▶ **Part of a data file**
***

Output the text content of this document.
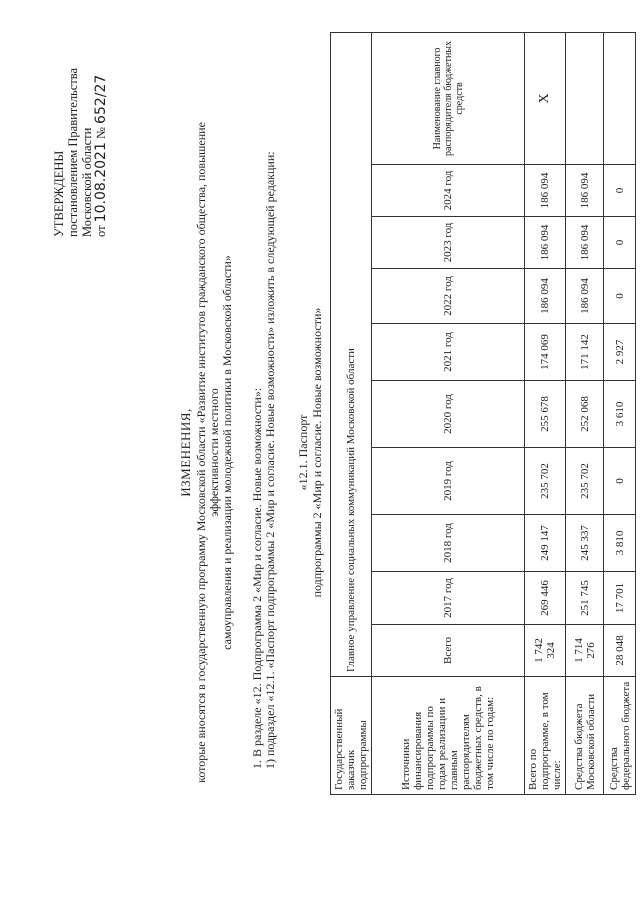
УТВЕРЖДЕНЫ постановлением Правительства Московской области от 10.08.2021 № 652/27
ИЗМЕНЕНИЯ, которые вносятся в государственную программу Московской области «Развитие институтов гражданского общества, повышение эффективности местного самоуправления и реализации молодежной политики в Московской области» 1. В разделе «12. Подпрограмма 2 «Мир и согласие. Новые возможности»: 1) подраздел «12.1. «Паспорт подпрограммы 2 «Мир и согласие. Новые возможности» изложить в следующей редакции: «12.1. Паспорт подпрограммы 2 «Мир и согласие. Новые возможности»
Государственный заказчик подпрограммы	Главное управление социальных коммуникаций Московской области									
Источники финансирования подпрограммы по годам реализации и главным распорядителям бюджетных средств, в том числе по годам:	Всего	2017 год	2018 год	2019 год	2020 год	2021 год	2022 год	2023 год	2024 год	Наименование главного распорядителя бюджетных средств
Всего по подпрограмме, в том числе:	1 742 324	269 446	249 147	235 702	255 678	174 069	186 094	186 094	186 094	Х
Средства бюджета Московской области	1 714 276	251 745	245 337	235 702	252 068	171 142	186 094	186 094	186 094	
Средства федерального бюджета	28 048	17 701	3 810	0	3 610	2 927	0	0	0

***

Restate the whole of the material word for word without the pictures.

Output the text content of this document.
УТВЕРЖДЕНЫ постановлением Правительства Московской области от 10.08.2021 № 652/27
ИЗМЕНЕНИЯ, которые вносятся в государственную программу Московской области «Развитие институтов гражданского общества, повышение эффективности местного самоуправления и реализации молодежной политики в Московской области» 1. В разделе «12. Подпрограмма 2 «Мир и согласие. Новые возможности»: 1) подраздел «12.1. «Паспорт подпрограммы 2 «Мир и согласие. Новые возможности» изложить в следующей редакции: «12.1. Паспорт подпрограммы 2 «Мир и согласие. Новые возможности»
Государственный заказчик подпрограммы	Главное управление социальных коммуникаций Московской области									
Источники финансирования подпрограммы по годам реализации и главным распорядителям бюджетных средств, в том числе по годам:	Всего	2017 год	2018 год	2019 год	2020 год	2021 год	2022 год	2023 год	2024 год	Наименование главного распорядителя бюджетных средств
Всего по подпрограмме, в том числе:	1 742 324	269 446	249 147	235 702	255 678	174 069	186 094	186 094	186 094	Х
Средства бюджета Московской области	1 714 276	251 745	245 337	235 702	252 068	171 142	186 094	186 094	186 094	
Средства федерального бюджета	28 048	17 701	3 810	0	3 610	2 927	0	0	0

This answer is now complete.